# [Exercise prompt]
Which lines hold the word "Interessenprofil"? Copy each one.

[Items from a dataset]
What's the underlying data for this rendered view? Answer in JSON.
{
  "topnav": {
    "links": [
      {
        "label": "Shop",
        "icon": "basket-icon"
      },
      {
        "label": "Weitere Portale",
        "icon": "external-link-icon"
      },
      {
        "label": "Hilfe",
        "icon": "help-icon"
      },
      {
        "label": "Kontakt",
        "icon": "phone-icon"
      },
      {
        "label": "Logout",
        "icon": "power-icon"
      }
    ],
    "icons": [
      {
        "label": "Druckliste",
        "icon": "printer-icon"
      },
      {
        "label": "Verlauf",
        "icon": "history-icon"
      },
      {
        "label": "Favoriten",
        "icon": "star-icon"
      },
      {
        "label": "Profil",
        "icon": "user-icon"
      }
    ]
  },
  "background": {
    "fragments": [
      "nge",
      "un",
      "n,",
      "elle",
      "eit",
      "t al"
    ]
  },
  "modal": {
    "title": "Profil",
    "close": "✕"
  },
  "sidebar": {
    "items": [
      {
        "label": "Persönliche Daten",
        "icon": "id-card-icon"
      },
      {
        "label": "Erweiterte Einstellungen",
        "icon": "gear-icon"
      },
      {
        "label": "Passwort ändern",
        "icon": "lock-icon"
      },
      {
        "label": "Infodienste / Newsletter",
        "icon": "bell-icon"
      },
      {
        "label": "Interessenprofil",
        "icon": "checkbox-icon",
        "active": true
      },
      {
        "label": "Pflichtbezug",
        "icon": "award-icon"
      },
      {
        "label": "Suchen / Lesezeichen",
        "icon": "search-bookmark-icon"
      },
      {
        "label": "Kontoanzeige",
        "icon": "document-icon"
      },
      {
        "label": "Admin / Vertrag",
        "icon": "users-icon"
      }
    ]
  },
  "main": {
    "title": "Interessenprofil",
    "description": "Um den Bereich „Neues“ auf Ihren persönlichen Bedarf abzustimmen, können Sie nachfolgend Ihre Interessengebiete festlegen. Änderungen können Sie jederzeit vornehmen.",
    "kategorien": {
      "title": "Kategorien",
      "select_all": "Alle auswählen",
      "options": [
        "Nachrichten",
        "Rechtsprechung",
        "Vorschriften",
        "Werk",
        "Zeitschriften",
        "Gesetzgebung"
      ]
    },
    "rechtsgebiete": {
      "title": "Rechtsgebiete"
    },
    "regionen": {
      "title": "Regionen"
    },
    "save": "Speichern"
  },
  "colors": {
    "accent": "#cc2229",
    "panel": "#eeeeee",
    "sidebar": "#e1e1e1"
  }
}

# [Output of the exercise]
        "label": "Interessenprofil",
    "title": "Interessenprofil",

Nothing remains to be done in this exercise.